Rose, O pure contradiction, delight
in being no one’s sleep under so many
eyelids.

Though Rilke was marginal in his own time, his lyrical waywardness is prized in our post-Romantic one; praised by only a small group of connoisseurs when he was writing, his poetry is now beloved. Sonnets to Orpheus, Duino Elegies, his one novel, The Notebooks of Malte Laurids Brigge, and perhaps most of all Letters to a Young Poet are touchstone works. Individual poems are famous: “Archaic Torso of Apollo,” with its last line, “You must change your life”; “The Panther,” pulsating with the energies of the caged cat. Rilke has even become something of a talisman in popular culture. He was the inspiration for the Wim Wenders film Wings of Desire, and recently the pop chart-topping disco queen Lady Gaga tattooed a quintessential Rilke passage on her upper arm: “In the deepest hour of the night, confess to yourself that you would die if you were forbidden to write. And look deep into your heart where it spreads its roots, the answer, and ask yourself, must I write?” Zagajewski claims that Rilke is probably more widely read in the United States than in Germany, which implies something about Americans’ fascination with existential homelessness and self-invention and drift. I first cottoned to Rilke in Snow’s translations of New Poems and New Poems: The Other Part as a teenager in the mid-1980s: Snow’s version of “The Panther” staked itself in my young imagination, so I can’t pretend to be objective.

A would-be poet with a thin education could do worse than enter into an affair with an intellectual fifteen years his elder. If that woman were Lou Andreas-Salomé, the love of Friedrich Nietzsche’s life and a friend of Sigmund Freud and Richard Wagner, and she took him on extensive journeys to Russia (where he met Leo Tolstoy) and made him learn Russian so he could read Pushkin, then he might find himself so sharply aware of his changing consciousness that registering this shift would become his most intimate poetic theme.

Now the hour bends down and touches me
with its clear, metallic ring:
my senses tremble. The feeling forms: I can
and I grasp the malleable day.

Nothing was complete before I saw it,
all becoming stood still.
My eyes are ripe, and whatever they desire
approaches like a bride.

Nothing is too small: against a gold background
I paint it large and lovingly
and hold it high, and I will never know
whose soul it may release…

This opening poem from The Book of Hours announces itself as the speech of a maker contemplating his materials. The book as a whole was conceived, Snow tells us in his notes, as the monologues of an “unnamed monk and icon painter in the Russian Orthodox Church.” The Book of Hours was begun after Rilke’s trip to Russia with Andreas-Salomé in 1899, and was continued at Worpswede, the German artists’ colony, in 1901. It was at Worpswede that he met and married the sculptor Clara Westhoff, with whom he had his only child, Ruth. Clara’s close friend Paula Modersohn-Becker also served as muse to Rilke; her death after the birth of her child would inspire his devastating “Requiem for a Friend.” Surrounded by women, galvanized by them, he also fled them when they capitulated too easily to his charms. (Writes Zagajewski: “Nobody will admire Rilke as a father or husband.”)

## Data rows
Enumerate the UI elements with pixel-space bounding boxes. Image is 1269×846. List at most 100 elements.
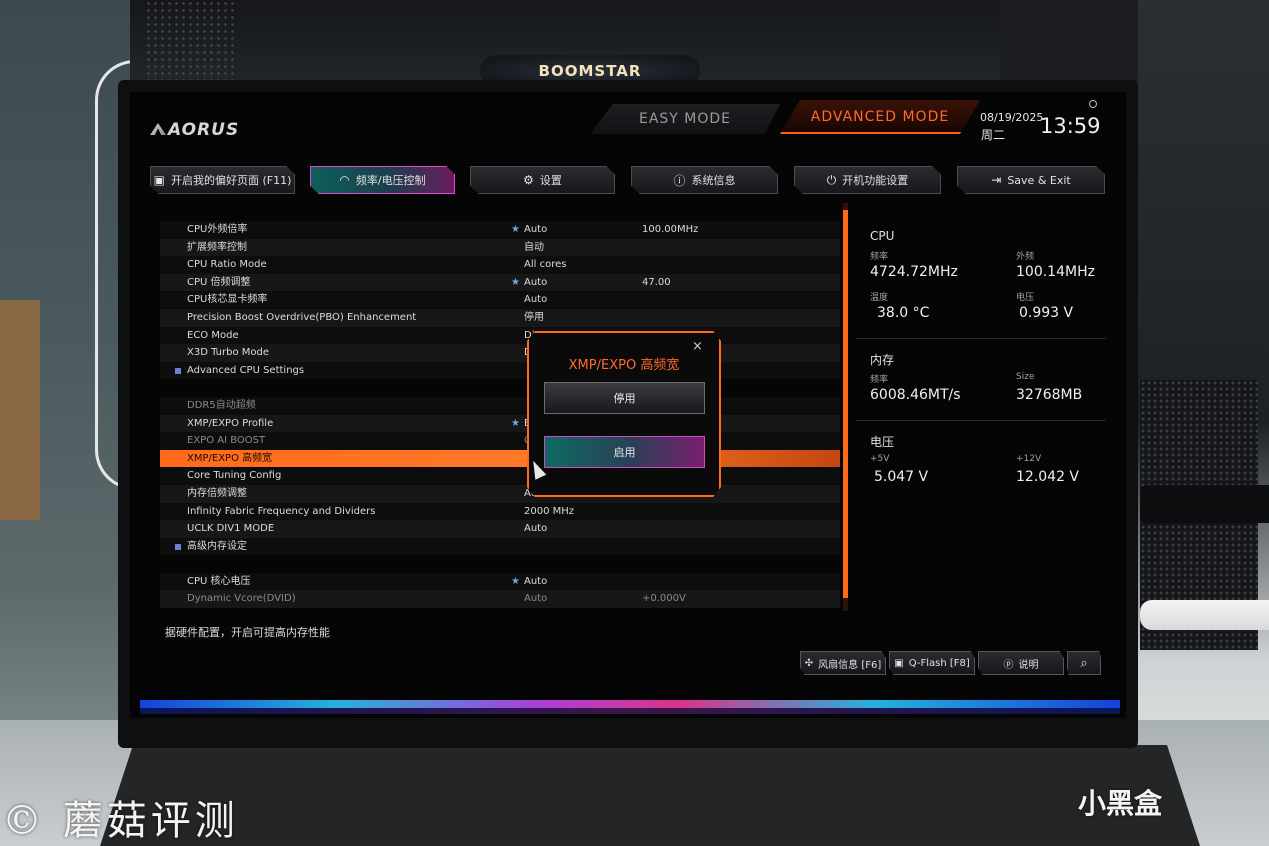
memory-section-title: 内存: [870, 353, 895, 367]
rgb-decoration: [140, 700, 1120, 708]
cpu-freq-value: 4724.72MHz: [870, 264, 958, 280]
divider: [856, 420, 1106, 421]
gear-icon: ⚙: [523, 173, 534, 187]
disable-option-button[interactable]: 停用: [544, 382, 705, 414]
setting-label: UCLK DIV1 MODE: [187, 523, 275, 535]
dialog-title: XMP/EXPO 高频宽: [568, 358, 680, 373]
easy-mode-tab[interactable]: EASY MODE: [590, 104, 780, 134]
setting-label: CPU外频倍率: [187, 224, 248, 235]
setting-row[interactable]: CPU核芯显卡频率 Auto: [160, 291, 840, 309]
weekday: 周二: [981, 128, 1006, 142]
tab-favorites[interactable]: ▣ 开启我的偏好页面 (F11): [150, 166, 295, 194]
setting-row[interactable]: Precision Boost Overdrive(PBO) Enhanceme…: [160, 308, 840, 327]
setting-value[interactable]: Auto: [524, 291, 547, 309]
pc-case-mesh: [145, 0, 235, 92]
setting-row[interactable]: XMP/EXPO 高频宽: [160, 449, 840, 468]
setting-label: CPU核芯显卡频率: [187, 294, 268, 306]
cpu-bclk-label: 外频: [1016, 252, 1035, 262]
setting-row[interactable]: X3D Turbo ModeD: [160, 344, 840, 362]
cpu-temp-label: 温度: [870, 293, 889, 303]
setting-value[interactable]: Auto: [524, 274, 547, 292]
search-button[interactable]: ⌕: [1067, 651, 1101, 675]
setting-label: 扩展频率控制: [187, 241, 247, 253]
setting-value[interactable]: 2000 MHz: [524, 503, 574, 521]
setting-row[interactable]: CPU Ratio Mode All cores: [160, 256, 840, 274]
setting-row: [160, 555, 840, 573]
help-button[interactable]: ⓟ 说明: [978, 651, 1064, 675]
help-hint: 据硬件配置，开启可提高内存性能: [165, 626, 330, 639]
setting-row[interactable]: XMP/EXPO Profile★E6-36-76-1.350V: [160, 414, 840, 433]
setting-label: 高级内存设定: [187, 540, 247, 552]
setting-row[interactable]: 扩展频率控制 自动: [160, 238, 840, 257]
setting-value[interactable]: 自动: [524, 239, 544, 257]
settings-list: CPU外频倍率 ★ Auto 100.00MHz 扩展频率控制 自动 CPU Ratio M…: [160, 221, 840, 609]
setting-label: XMP/EXPO Profile: [187, 417, 274, 429]
cpu-section-title: CPU: [870, 229, 895, 243]
setting-row[interactable]: CPU外频倍率 ★ Auto 100.00MHz: [160, 221, 840, 239]
setting-label: X3D Turbo Mode: [187, 347, 270, 359]
qflash-button[interactable]: ▣ Q-Flash [F8]: [889, 651, 975, 675]
fan-info-button[interactable]: ✣ 风扇信息 [F6]: [800, 651, 886, 675]
setting-label: Infinity Fabric Frequency and Dividers: [187, 505, 376, 517]
divider: [856, 338, 1106, 339]
voltage-section-title: 电压: [870, 435, 895, 449]
scrollbar-thumb[interactable]: [843, 210, 848, 598]
setting-row[interactable]: 高级内存设定: [160, 538, 840, 556]
enable-option-button[interactable]: 启用: [544, 436, 705, 468]
setting-label: DDR5自动超频: [187, 399, 256, 411]
help-icon: ⓟ: [1003, 659, 1014, 671]
star-icon: ★: [511, 224, 520, 235]
setting-label: ECO Mode: [187, 329, 239, 341]
setting-value[interactable]: All cores: [524, 256, 566, 274]
setting-value[interactable]: Auto: [524, 590, 547, 608]
setting-row[interactable]: EXPO AI BOOSTC: [160, 432, 840, 450]
tab-frequency-voltage[interactable]: ◠ 频率/电压控制: [310, 166, 455, 194]
memory-freq-label: 频率: [870, 375, 889, 385]
tab-settings[interactable]: ⚙ 设置: [470, 166, 615, 194]
setting-value[interactable]: Auto: [524, 221, 547, 239]
memory-freq-value: 6008.46MT/s: [870, 387, 961, 403]
setting-label: EXPO AI BOOST: [187, 435, 266, 447]
setting-label: Advanced CPU Settings: [187, 364, 305, 376]
setting-value[interactable]: Auto: [524, 520, 547, 538]
monitor-stand: [100, 745, 1200, 846]
settings-dot-icon[interactable]: [1089, 100, 1097, 108]
setting-value-secondary: 100.00MHz: [642, 224, 699, 235]
aorus-eagle-icon: [150, 123, 166, 135]
tab-system-info[interactable]: ⓘ 系统信息: [631, 166, 778, 194]
setting-row[interactable]: Core Tuning Config: [160, 467, 840, 485]
star-icon: ★: [511, 575, 520, 587]
setting-row[interactable]: ECO Mode Di: [160, 327, 840, 345]
cpu-volt-value: 0.993 V: [1019, 305, 1074, 321]
v5-value: 5.047 V: [874, 469, 929, 485]
fan-icon: ✣: [804, 657, 814, 669]
setting-row[interactable]: DDR5自动超频: [160, 397, 840, 415]
v5-label: +5V: [870, 454, 890, 464]
setting-row[interactable]: CPU 核心电压 ★ Auto: [160, 573, 840, 591]
watermark-left: © 蘑菇评测: [2, 798, 239, 844]
rgb-decoration-lower: [140, 708, 1120, 714]
star-icon: ★: [511, 417, 520, 429]
setting-row[interactable]: Dynamic Vcore(DVID) Auto +0.000V: [160, 590, 840, 609]
usb-cable-white: [1140, 600, 1269, 630]
close-icon[interactable]: ×: [692, 339, 703, 354]
cpu-volt-label: 电压: [1016, 293, 1035, 303]
star-icon: ★: [511, 276, 520, 288]
memory-size-label: Size: [1016, 372, 1035, 382]
setting-value[interactable]: Auto: [524, 573, 547, 591]
setting-value[interactable]: 停用: [524, 309, 544, 327]
setting-row[interactable]: 内存倍频调整Auto: [160, 484, 840, 503]
tab-boot[interactable]: ⏻ 开机功能设置: [794, 166, 941, 194]
setting-row[interactable]: CPU 倍频调整 ★ Auto 47.00: [160, 273, 840, 292]
cpu-freq-label: 频率: [870, 252, 889, 262]
tab-save-exit[interactable]: ⇥ Save & Exit: [957, 166, 1105, 194]
setting-row[interactable]: UCLK DIV1 MODE Auto: [160, 520, 840, 538]
setting-row[interactable]: Advanced CPU Settings: [160, 362, 840, 380]
info-icon: ⓘ: [673, 173, 686, 188]
advanced-mode-tab[interactable]: ADVANCED MODE: [780, 100, 980, 134]
v12-value: 12.042 V: [1016, 469, 1080, 485]
setting-row[interactable]: Infinity Fabric Frequency and Dividers 20…: [160, 503, 840, 521]
setting-label: CPU 核心电压: [187, 575, 251, 587]
setting-label: Dynamic Vcore(DVID): [187, 593, 296, 605]
favorites-icon: ▣: [153, 173, 165, 187]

## The tasks
• 1. In the text on Rilke, whom did he meet and marry at Worpswede?
• 2. In the records, copy the lines verbatim, starting with the line that contains "memory-section-title: 内存: [870, 353, 895, 367]" and continuing through the line that contains "divider: [856, 338, 1106, 339]", with both of those lines included.

## Answers given
• 1. He met and married the sculptor Clara Westhoff.

• 2.
memory-section-title: 内存: [870, 353, 895, 367]
rgb-decoration: [140, 700, 1120, 708]
cpu-freq-value: 4724.72MHz: [870, 264, 958, 280]
divider: [856, 420, 1106, 421]
gear-icon: ⚙: [523, 173, 534, 187]
disable-option-button[interactable]: 停用: [544, 382, 705, 414]
setting-label: UCLK DIV1 MODE: [187, 523, 275, 535]
dialog-title: XMP/EXPO 高频宽: [568, 358, 680, 373]
easy-mode-tab[interactable]: EASY MODE: [590, 104, 780, 134]
setting-label: CPU外频倍率: [187, 224, 248, 235]
setting-row[interactable]: CPU核芯显卡频率 Auto: [160, 291, 840, 309]
weekday: 周二: [981, 128, 1006, 142]
tab-favorites[interactable]: ▣ 开启我的偏好页面 (F11): [150, 166, 295, 194]
setting-row[interactable]: Precision Boost Overdrive(PBO) Enhanceme…: [160, 308, 840, 327]
setting-value[interactable]: Auto: [524, 291, 547, 309]
pc-case-mesh: [145, 0, 235, 92]
setting-row[interactable]: XMP/EXPO 高频宽: [160, 449, 840, 468]
setting-label: CPU核芯显卡频率: [187, 294, 268, 306]
cpu-bclk-label: 外频: [1016, 252, 1035, 262]
setting-row[interactable]: X3D Turbo ModeD: [160, 344, 840, 362]
cpu-temp-label: 温度: [870, 293, 889, 303]
setting-value[interactable]: Auto: [524, 274, 547, 292]
search-button[interactable]: ⌕: [1067, 651, 1101, 675]
setting-label: 扩展频率控制: [187, 241, 247, 253]
setting-value[interactable]: 2000 MHz: [524, 503, 574, 521]
setting-row[interactable]: CPU Ratio Mode All cores: [160, 256, 840, 274]
setting-row: [160, 555, 840, 573]
help-button[interactable]: ⓟ 说明: [978, 651, 1064, 675]
help-hint: 据硬件配置，开启可提高内存性能: [165, 626, 330, 639]
setting-row[interactable]: XMP/EXPO Profile★E6-36-76-1.350V: [160, 414, 840, 433]
setting-label: 高级内存设定: [187, 540, 247, 552]
setting-row[interactable]: 扩展频率控制 自动: [160, 238, 840, 257]
setting-value[interactable]: 自动: [524, 239, 544, 257]
settings-list: CPU外频倍率 ★ Auto 100.00MHz 扩展频率控制 自动 CPU Ratio M…: [160, 221, 840, 609]
setting-label: XMP/EXPO Profile: [187, 417, 274, 429]
cpu-section-title: CPU: [870, 229, 895, 243]
setting-row[interactable]: CPU外频倍率 ★ Auto 100.00MHz: [160, 221, 840, 239]
setting-label: X3D Turbo Mode: [187, 347, 270, 359]
qflash-button[interactable]: ▣ Q-Flash [F8]: [889, 651, 975, 675]
fan-info-button[interactable]: ✣ 风扇信息 [F6]: [800, 651, 886, 675]
setting-label: Infinity Fabric Frequency and Dividers: [187, 505, 376, 517]
divider: [856, 338, 1106, 339]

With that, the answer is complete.